(Extracted data entries)
========================================

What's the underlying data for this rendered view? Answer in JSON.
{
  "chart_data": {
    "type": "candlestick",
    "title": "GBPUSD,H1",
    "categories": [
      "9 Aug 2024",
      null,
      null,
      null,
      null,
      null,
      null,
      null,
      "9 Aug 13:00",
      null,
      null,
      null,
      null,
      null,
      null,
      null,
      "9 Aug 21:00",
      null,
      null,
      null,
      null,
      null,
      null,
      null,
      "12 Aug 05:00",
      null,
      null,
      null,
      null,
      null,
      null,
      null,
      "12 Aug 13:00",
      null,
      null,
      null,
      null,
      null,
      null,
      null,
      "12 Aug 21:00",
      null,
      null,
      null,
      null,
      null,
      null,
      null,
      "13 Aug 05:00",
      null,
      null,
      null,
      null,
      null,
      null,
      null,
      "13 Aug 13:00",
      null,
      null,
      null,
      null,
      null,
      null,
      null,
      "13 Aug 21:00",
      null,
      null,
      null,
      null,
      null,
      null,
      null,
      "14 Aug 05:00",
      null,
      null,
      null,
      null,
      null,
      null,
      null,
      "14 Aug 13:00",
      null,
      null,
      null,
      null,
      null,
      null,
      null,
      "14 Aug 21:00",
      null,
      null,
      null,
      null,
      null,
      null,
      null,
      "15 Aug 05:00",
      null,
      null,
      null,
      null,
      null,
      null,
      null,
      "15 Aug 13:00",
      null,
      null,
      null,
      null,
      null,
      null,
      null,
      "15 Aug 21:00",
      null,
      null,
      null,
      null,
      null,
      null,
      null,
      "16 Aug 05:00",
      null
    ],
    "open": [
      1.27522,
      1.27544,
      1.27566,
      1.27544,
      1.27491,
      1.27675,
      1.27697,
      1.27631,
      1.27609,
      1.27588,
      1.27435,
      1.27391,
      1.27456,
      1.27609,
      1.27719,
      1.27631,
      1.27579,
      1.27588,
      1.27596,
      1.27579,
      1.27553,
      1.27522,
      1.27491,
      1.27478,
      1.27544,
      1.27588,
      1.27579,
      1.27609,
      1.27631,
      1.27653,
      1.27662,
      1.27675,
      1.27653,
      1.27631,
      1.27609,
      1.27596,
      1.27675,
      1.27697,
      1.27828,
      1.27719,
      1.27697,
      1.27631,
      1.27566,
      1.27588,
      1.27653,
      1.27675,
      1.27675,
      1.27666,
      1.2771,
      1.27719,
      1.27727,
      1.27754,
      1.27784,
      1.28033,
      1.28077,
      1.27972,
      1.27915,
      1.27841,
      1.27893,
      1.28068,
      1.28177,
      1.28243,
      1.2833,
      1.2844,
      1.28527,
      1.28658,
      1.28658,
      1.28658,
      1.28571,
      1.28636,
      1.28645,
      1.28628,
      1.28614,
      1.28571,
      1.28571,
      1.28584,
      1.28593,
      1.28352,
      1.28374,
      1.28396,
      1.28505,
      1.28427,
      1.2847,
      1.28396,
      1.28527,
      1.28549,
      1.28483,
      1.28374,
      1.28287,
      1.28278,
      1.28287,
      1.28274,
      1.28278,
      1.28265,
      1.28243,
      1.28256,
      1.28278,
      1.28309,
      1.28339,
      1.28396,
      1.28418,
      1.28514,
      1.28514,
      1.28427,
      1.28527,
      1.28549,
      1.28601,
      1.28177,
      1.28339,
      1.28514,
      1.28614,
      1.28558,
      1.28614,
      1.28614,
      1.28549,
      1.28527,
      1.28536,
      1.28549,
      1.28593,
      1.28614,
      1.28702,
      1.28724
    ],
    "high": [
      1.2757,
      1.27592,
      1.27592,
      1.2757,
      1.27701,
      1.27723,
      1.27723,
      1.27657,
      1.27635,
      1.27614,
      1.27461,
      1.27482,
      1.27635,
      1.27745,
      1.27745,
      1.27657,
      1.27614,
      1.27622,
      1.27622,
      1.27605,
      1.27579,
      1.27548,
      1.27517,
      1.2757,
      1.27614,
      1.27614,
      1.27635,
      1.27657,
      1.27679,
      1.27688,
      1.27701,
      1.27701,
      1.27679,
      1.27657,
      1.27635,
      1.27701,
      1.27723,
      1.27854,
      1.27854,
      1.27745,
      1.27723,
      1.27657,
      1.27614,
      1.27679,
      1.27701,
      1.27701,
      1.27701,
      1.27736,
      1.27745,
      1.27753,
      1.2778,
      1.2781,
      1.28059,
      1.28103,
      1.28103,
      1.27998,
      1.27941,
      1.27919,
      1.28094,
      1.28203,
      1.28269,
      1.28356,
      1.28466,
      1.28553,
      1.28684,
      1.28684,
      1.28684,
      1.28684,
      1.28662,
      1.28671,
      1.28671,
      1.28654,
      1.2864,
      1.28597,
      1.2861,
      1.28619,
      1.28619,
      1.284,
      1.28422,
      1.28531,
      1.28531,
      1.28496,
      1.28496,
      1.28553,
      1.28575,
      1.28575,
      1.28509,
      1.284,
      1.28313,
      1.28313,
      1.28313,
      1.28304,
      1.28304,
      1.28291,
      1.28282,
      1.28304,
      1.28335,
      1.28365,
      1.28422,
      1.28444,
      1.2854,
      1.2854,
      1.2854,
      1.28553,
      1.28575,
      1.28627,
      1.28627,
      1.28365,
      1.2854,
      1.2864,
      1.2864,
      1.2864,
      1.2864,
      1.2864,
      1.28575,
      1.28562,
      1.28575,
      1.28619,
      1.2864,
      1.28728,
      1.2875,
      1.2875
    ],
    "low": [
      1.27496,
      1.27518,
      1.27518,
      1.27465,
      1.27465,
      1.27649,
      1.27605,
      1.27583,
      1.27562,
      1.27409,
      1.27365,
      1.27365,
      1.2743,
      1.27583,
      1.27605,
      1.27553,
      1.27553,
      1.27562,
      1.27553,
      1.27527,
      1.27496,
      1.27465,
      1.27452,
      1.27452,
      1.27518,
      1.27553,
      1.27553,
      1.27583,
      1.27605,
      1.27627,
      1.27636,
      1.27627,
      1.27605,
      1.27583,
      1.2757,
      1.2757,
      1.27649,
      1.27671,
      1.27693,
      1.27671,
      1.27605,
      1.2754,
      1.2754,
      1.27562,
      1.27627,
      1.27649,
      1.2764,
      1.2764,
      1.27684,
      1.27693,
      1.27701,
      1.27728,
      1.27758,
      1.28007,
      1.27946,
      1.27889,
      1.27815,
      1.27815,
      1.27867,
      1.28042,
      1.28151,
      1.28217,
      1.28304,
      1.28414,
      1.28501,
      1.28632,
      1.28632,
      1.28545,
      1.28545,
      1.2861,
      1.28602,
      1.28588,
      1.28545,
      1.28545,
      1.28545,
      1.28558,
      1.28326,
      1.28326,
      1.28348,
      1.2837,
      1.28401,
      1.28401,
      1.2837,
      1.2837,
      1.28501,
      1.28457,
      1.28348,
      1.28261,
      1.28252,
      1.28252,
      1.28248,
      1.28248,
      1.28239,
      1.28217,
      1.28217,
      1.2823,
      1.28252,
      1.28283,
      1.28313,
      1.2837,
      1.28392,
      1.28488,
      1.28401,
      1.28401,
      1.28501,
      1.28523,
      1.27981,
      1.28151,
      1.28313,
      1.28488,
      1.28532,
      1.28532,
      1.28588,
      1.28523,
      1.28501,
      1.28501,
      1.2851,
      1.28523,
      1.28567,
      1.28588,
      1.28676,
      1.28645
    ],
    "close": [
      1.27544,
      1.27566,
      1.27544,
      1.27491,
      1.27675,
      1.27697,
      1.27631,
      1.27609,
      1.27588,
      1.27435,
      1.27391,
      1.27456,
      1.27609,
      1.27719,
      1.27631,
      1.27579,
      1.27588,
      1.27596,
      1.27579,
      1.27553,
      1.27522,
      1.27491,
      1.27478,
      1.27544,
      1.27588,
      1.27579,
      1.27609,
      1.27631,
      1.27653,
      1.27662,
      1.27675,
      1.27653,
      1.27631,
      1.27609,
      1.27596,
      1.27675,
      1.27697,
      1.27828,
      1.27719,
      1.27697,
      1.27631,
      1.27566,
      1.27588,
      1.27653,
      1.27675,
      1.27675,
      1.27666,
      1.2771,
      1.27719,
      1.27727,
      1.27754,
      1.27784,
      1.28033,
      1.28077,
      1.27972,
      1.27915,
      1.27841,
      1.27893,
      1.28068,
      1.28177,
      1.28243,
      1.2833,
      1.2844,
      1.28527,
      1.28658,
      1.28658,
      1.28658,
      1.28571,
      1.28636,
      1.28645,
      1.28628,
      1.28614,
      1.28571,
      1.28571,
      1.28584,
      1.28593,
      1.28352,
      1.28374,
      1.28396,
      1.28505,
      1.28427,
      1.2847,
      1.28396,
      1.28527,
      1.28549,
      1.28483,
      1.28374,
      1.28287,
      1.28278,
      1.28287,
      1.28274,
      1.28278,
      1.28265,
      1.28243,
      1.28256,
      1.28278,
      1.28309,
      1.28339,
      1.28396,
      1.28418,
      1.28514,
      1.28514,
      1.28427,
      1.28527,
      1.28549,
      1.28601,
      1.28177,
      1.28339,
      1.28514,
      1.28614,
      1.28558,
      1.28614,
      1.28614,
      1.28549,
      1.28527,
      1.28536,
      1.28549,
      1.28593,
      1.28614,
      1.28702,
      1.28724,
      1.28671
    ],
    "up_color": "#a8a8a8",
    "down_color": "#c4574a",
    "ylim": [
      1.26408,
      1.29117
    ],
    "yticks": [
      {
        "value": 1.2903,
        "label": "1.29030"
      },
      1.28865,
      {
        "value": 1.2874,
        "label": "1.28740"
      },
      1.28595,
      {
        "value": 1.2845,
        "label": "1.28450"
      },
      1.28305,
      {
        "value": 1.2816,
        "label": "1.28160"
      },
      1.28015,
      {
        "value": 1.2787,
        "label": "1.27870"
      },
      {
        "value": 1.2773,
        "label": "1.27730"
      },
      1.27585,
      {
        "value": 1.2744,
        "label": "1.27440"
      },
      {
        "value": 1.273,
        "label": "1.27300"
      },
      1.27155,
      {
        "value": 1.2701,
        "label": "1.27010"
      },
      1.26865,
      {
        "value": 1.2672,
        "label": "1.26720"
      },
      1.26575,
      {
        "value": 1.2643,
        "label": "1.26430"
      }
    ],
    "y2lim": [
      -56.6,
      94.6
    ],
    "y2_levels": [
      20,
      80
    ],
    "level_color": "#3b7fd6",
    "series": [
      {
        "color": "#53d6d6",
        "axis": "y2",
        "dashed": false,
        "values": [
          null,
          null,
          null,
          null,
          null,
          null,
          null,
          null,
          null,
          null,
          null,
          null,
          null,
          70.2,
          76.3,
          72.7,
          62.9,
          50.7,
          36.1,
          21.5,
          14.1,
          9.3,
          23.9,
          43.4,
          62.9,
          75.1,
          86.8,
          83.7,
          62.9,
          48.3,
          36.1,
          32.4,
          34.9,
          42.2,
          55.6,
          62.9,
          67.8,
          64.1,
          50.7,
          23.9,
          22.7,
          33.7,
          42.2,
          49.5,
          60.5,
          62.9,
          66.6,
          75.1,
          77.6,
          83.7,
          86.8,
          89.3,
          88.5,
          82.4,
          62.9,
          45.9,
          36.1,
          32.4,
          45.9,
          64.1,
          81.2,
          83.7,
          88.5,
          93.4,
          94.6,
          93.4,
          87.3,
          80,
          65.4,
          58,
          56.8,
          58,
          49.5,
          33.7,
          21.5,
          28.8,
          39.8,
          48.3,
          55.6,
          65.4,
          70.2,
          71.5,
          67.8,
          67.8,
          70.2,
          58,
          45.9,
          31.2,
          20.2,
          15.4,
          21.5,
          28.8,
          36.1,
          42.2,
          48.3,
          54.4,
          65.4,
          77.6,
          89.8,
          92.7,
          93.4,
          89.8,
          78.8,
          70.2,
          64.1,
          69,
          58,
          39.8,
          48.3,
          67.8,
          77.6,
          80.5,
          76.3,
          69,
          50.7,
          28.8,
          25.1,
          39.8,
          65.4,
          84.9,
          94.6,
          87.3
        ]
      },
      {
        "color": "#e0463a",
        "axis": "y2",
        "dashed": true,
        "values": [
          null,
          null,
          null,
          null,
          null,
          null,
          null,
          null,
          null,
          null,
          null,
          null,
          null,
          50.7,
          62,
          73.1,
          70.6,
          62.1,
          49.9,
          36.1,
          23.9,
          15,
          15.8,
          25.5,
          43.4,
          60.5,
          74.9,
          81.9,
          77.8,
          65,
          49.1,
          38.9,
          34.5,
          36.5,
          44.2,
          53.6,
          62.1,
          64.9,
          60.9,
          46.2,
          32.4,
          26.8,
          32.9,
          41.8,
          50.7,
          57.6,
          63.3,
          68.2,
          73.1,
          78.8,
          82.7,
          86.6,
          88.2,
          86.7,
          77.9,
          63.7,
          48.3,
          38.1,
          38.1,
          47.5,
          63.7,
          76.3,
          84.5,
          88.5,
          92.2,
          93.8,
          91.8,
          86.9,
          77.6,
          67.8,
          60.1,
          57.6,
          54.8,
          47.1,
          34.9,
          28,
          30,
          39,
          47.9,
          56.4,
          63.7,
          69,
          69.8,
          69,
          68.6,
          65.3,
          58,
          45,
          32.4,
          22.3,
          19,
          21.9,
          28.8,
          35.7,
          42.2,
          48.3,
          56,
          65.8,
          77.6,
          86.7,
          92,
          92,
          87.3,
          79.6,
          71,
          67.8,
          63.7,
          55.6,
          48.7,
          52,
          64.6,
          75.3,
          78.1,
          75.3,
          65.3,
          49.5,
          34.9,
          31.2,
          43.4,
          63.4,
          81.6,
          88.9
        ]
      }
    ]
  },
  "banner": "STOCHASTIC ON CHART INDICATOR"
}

========================================

Using the records above, copy each line that contains "label".

        "label": "1.29030"
        "label": "1.28740"
        "label": "1.28450"
        "label": "1.28160"
        "label": "1.27870"
        "label": "1.27730"
        "label": "1.27440"
        "label": "1.27300"
        "label": "1.27010"
        "label": "1.26720"
        "label": "1.26430"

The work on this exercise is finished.